BEGIN Rows

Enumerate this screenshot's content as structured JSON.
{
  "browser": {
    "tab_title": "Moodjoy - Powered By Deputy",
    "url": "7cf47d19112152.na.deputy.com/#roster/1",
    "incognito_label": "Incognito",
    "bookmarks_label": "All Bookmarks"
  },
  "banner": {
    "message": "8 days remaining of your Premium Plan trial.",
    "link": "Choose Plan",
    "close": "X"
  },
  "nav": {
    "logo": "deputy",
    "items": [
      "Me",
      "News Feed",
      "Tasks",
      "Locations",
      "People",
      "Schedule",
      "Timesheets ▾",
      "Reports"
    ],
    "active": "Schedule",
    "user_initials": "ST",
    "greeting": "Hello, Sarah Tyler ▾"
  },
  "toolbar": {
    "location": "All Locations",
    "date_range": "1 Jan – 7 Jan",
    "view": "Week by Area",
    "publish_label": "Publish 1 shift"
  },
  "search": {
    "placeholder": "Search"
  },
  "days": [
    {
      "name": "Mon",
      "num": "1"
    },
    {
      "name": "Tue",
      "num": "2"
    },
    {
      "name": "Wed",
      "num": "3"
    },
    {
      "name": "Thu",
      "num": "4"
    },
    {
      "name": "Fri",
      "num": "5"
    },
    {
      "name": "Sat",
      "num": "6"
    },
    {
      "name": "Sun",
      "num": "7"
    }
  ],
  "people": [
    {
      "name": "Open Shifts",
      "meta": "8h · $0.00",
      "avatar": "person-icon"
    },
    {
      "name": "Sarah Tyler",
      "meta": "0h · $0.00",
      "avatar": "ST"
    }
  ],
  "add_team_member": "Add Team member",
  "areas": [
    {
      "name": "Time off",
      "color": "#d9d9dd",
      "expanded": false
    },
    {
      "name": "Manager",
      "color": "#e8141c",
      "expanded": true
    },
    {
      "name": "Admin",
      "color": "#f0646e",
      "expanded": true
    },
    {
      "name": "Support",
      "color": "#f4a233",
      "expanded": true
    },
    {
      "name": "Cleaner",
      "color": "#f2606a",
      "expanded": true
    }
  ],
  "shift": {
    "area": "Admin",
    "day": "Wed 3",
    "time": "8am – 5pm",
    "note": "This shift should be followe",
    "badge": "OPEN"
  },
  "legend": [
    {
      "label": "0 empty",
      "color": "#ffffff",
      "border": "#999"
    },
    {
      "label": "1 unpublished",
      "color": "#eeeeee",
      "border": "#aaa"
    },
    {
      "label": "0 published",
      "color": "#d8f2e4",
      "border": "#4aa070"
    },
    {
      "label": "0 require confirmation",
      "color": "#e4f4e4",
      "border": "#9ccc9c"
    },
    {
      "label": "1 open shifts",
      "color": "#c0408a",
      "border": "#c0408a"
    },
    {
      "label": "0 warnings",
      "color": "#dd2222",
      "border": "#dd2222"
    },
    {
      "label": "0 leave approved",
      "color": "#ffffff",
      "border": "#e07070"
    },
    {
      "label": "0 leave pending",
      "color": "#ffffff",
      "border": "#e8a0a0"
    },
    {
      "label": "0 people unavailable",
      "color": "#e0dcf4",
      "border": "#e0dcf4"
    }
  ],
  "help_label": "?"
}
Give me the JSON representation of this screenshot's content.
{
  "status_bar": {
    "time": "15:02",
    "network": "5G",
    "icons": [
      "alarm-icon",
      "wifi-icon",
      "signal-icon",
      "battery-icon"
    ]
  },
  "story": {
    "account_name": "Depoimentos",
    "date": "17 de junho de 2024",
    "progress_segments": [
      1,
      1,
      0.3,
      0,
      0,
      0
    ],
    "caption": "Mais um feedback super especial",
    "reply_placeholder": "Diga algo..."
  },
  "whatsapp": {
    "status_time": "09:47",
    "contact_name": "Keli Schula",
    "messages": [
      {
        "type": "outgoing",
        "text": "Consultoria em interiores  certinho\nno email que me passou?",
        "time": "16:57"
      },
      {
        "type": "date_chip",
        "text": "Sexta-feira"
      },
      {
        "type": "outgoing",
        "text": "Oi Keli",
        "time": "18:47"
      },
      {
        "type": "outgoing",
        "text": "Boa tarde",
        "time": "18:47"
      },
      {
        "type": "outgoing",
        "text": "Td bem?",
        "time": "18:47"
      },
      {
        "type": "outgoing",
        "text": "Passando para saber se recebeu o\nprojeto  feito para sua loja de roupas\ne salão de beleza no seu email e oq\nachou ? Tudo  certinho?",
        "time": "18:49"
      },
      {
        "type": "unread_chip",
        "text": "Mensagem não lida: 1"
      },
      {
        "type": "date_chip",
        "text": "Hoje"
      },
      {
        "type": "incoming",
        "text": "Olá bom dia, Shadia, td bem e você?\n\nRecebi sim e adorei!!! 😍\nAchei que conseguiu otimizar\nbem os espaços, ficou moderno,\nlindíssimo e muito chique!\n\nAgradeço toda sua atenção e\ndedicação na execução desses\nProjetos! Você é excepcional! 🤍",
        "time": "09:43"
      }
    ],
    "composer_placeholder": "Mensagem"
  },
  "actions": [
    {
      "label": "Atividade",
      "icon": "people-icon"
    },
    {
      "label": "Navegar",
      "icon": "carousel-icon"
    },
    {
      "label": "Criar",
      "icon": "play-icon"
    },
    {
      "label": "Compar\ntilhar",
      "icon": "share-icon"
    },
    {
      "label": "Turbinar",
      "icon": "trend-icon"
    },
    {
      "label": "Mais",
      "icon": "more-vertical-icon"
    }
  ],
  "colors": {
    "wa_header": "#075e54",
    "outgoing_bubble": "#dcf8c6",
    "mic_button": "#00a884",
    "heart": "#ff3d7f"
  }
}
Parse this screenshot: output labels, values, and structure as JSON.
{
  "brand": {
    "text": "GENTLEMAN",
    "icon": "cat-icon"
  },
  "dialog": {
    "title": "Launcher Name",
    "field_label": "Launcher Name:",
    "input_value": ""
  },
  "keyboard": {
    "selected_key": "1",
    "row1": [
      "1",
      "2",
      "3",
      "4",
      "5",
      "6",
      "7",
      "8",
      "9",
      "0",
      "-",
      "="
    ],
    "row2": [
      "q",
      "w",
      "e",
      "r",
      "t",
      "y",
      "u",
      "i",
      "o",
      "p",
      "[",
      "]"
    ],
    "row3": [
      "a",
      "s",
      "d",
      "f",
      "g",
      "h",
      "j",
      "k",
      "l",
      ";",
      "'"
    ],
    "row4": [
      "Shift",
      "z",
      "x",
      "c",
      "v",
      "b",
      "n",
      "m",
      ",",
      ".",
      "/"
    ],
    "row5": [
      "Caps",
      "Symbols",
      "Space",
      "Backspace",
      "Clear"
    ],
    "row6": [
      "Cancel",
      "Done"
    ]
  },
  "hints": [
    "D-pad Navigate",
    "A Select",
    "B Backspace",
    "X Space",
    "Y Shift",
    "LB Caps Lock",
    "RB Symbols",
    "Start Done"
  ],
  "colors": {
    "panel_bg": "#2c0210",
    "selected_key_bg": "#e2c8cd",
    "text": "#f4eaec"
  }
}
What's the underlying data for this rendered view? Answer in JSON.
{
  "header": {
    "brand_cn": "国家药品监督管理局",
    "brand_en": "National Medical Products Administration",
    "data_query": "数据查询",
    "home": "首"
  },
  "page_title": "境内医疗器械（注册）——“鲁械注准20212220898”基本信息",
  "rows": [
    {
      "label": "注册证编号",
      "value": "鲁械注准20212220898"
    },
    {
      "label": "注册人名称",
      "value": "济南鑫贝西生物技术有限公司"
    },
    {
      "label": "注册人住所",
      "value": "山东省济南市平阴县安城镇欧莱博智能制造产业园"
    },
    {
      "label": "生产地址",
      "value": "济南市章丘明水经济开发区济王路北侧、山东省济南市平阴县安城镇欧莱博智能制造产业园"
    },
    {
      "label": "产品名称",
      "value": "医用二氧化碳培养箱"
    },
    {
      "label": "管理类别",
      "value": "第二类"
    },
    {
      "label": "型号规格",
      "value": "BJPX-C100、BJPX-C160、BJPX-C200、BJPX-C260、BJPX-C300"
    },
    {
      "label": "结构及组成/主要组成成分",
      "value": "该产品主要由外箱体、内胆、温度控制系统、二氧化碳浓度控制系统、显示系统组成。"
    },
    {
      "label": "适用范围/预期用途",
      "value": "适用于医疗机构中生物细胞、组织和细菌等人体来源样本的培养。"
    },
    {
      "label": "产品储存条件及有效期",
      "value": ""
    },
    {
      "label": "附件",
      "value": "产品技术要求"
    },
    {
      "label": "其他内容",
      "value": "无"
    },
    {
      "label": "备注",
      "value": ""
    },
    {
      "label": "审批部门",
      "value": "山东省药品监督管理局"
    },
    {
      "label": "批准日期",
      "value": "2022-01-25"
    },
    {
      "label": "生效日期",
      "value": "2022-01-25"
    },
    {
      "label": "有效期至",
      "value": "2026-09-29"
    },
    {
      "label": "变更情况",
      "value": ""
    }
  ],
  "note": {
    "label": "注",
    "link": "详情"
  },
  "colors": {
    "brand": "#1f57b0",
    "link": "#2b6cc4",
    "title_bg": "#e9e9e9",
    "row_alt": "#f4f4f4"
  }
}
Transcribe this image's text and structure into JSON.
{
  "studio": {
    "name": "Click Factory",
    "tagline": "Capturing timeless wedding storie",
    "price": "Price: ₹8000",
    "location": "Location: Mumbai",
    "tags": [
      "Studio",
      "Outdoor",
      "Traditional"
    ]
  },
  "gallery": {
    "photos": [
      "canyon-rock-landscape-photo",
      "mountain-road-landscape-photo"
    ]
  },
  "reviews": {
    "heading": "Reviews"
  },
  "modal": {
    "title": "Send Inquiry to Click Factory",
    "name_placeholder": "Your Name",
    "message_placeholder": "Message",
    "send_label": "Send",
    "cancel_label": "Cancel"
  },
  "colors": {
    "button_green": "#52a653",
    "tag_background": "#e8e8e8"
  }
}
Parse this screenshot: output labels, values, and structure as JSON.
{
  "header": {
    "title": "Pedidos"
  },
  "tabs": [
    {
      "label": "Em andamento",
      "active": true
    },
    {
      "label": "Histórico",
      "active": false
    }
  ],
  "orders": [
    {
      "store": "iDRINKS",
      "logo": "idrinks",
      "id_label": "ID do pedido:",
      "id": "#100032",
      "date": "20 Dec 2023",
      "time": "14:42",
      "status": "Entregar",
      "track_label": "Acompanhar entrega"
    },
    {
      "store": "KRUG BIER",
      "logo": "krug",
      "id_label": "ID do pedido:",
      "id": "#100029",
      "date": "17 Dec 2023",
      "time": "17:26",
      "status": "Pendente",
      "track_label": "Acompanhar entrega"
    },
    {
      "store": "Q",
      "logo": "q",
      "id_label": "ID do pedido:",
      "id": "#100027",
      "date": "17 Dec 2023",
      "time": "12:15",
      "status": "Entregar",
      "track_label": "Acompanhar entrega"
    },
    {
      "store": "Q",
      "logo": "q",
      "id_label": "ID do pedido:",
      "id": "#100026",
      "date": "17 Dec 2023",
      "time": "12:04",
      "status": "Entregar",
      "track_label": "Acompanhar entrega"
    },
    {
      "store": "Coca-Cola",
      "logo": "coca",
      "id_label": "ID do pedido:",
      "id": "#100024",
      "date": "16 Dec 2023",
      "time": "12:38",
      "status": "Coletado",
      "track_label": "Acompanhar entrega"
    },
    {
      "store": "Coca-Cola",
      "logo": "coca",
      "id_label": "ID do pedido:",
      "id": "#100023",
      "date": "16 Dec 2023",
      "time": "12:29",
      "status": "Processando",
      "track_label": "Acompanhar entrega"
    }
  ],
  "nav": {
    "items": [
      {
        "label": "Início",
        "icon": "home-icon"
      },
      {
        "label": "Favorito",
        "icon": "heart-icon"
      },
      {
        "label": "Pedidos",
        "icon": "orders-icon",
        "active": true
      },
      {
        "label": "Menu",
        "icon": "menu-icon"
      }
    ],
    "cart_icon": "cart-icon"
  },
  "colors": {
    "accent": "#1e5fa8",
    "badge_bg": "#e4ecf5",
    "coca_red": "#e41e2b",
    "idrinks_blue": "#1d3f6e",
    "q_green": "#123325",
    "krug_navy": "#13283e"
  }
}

END Rows

### [Exercise prompt]
Gather each line from the listing above that holds "Mensagem".

### [Written solution]
        "text": "Mensagem não lida: 1"
    "composer_placeholder": "Mensagem"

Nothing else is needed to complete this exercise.